─── SUPPLIED RECORDS
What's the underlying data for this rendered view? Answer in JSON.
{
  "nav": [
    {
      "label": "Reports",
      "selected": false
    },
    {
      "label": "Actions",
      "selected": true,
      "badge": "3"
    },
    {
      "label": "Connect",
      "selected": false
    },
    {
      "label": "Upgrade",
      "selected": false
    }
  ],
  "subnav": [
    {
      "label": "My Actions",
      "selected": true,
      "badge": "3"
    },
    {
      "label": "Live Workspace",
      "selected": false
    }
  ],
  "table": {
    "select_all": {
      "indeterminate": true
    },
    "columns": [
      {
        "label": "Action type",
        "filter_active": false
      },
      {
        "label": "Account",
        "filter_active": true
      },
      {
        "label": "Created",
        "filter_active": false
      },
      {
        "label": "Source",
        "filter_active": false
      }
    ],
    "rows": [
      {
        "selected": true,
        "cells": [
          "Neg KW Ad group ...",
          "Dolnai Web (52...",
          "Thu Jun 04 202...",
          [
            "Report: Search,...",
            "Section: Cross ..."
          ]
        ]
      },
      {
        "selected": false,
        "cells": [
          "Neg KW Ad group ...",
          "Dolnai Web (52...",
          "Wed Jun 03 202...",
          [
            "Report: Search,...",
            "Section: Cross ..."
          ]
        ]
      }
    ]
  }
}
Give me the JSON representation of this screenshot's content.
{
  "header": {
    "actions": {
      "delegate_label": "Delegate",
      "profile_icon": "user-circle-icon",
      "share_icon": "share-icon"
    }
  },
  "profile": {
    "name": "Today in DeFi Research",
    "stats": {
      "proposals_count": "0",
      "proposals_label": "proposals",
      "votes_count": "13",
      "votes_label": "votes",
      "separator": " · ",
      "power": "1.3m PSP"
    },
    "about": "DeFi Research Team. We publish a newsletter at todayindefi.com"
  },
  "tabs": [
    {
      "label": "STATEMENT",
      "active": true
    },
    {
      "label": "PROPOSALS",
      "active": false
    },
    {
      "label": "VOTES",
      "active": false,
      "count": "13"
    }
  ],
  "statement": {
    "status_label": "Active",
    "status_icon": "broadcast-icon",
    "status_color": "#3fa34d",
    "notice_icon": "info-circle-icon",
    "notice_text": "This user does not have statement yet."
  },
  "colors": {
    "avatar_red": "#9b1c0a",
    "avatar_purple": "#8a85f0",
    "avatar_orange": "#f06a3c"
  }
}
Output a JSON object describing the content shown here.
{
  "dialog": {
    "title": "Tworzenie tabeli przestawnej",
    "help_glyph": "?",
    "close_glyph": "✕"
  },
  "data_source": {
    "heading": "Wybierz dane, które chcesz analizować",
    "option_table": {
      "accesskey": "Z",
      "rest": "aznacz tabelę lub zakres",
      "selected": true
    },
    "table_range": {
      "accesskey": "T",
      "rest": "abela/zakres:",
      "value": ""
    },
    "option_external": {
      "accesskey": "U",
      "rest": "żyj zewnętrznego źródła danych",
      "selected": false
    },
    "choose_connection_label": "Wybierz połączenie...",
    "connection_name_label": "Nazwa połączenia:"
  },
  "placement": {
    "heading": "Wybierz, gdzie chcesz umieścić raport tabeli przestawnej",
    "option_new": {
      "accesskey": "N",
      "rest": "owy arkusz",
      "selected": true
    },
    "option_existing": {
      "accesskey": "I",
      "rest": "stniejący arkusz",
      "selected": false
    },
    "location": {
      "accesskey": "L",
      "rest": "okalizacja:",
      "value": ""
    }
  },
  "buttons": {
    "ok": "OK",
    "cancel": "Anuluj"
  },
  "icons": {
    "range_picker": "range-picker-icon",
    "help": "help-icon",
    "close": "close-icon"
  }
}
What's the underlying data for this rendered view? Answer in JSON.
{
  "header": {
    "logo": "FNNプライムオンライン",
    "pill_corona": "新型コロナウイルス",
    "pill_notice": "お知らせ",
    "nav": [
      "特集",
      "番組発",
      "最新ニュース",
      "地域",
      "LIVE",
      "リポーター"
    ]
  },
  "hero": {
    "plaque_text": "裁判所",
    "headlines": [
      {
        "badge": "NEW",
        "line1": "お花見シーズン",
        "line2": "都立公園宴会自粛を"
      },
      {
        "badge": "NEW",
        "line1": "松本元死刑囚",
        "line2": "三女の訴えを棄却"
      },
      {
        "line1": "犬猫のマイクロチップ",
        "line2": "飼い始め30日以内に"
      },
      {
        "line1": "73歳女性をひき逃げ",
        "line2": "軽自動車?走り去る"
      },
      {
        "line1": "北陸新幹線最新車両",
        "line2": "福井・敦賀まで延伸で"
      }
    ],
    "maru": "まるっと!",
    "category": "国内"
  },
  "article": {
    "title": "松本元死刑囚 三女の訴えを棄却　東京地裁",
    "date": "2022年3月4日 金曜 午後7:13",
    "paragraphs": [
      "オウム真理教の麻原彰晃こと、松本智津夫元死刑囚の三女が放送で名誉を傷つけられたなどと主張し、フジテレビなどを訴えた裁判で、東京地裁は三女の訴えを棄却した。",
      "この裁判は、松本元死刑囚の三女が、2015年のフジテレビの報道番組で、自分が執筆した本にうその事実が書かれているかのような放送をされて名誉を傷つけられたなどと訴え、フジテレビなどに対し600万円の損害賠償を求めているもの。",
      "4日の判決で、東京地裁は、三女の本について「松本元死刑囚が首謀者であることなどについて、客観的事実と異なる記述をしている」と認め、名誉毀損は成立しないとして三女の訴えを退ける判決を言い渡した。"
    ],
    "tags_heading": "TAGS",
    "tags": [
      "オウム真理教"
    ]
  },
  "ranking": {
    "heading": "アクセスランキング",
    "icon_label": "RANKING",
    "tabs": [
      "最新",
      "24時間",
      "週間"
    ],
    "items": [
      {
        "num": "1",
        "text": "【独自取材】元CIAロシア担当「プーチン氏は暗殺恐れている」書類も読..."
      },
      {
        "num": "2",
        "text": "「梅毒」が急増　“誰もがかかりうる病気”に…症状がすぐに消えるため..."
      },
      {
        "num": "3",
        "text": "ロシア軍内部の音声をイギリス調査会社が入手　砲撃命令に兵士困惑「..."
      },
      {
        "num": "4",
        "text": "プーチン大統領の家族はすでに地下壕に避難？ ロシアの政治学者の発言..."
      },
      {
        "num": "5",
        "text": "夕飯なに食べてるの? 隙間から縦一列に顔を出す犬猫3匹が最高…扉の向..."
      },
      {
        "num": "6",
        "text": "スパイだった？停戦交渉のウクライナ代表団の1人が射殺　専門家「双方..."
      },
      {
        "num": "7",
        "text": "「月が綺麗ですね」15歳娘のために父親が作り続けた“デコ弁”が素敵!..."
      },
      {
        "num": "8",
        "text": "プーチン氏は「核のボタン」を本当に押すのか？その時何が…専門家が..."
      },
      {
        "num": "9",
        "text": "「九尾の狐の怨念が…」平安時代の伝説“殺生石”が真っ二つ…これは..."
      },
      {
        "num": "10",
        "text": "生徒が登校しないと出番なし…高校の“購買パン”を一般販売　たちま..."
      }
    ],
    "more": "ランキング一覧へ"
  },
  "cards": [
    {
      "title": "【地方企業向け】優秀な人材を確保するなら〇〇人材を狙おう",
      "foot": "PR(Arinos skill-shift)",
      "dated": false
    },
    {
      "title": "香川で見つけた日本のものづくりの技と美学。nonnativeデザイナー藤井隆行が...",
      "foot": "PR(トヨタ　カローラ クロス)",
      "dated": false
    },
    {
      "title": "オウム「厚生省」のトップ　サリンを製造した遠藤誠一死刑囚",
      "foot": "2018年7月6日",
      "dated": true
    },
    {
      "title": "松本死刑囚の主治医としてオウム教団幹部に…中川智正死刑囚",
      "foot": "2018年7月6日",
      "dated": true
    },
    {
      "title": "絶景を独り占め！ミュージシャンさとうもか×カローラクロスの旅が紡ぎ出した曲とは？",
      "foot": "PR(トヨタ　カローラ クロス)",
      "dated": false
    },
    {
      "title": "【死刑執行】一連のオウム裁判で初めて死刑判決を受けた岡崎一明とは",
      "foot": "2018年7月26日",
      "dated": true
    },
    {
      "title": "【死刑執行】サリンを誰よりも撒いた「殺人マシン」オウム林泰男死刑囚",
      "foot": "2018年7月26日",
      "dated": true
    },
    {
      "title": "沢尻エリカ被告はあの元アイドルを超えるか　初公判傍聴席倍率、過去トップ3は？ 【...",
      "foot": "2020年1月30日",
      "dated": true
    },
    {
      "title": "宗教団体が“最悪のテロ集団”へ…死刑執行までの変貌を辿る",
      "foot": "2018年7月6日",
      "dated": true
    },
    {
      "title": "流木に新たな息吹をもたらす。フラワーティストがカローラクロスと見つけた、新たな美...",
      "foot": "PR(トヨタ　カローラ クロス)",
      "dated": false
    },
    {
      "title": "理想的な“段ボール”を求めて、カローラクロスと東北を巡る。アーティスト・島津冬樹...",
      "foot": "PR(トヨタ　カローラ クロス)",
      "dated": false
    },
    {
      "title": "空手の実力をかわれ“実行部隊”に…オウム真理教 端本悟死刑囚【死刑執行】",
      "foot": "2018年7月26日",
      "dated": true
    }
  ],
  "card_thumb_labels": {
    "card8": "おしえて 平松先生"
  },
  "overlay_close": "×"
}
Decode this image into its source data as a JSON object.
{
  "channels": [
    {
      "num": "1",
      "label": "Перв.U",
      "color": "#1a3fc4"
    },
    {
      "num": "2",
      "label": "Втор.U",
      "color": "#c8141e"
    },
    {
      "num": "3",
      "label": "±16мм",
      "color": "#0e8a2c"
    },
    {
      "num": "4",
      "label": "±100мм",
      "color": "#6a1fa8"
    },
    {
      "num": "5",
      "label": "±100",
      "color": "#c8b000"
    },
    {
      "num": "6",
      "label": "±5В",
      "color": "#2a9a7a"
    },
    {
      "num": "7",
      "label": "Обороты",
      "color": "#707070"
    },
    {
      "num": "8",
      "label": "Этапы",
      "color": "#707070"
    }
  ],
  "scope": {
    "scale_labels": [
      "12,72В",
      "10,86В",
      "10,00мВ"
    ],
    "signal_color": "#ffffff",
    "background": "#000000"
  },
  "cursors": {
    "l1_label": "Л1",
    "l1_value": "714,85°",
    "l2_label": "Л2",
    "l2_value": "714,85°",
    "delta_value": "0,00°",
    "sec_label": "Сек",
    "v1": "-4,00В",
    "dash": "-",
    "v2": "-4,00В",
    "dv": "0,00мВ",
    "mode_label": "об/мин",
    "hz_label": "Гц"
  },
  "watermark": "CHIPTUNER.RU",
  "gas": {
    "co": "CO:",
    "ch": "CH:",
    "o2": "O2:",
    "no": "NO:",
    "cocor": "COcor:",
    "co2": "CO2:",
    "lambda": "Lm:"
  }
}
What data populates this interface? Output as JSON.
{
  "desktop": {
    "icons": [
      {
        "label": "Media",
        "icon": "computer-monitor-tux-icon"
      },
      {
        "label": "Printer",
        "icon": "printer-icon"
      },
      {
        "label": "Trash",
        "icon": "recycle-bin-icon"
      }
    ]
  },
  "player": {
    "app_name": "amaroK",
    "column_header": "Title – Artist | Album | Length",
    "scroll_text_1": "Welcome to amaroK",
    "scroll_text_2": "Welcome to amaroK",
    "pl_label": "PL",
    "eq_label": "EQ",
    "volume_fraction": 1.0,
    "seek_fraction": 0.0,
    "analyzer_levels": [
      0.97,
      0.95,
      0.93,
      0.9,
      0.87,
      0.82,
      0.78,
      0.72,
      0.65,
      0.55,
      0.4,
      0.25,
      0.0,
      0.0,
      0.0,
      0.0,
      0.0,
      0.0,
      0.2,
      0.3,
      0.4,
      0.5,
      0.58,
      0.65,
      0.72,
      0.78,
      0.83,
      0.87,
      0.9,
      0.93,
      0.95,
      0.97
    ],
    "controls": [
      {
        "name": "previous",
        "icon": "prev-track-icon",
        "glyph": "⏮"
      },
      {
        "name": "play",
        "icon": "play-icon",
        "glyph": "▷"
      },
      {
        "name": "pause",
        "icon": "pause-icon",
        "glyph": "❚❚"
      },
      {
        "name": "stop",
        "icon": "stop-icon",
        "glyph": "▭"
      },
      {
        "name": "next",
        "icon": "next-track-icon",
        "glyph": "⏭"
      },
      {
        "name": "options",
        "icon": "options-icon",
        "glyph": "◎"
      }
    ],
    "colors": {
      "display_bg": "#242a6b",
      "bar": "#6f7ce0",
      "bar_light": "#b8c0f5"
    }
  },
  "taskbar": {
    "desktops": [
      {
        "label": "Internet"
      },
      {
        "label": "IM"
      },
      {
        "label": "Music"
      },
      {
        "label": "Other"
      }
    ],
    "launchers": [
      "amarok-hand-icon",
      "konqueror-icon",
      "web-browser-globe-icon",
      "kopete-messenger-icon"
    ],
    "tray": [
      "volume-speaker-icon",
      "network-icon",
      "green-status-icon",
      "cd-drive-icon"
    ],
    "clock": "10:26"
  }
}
──────
PROBLEM STATEMENT >>
Pull every line containing "chcesz" from the material above.

COMPLETE OUTPUT >>
    "heading": "Wybierz dane, które chcesz analizować",
    "heading": "Wybierz, gdzie chcesz umieścić raport tabeli przestawnej",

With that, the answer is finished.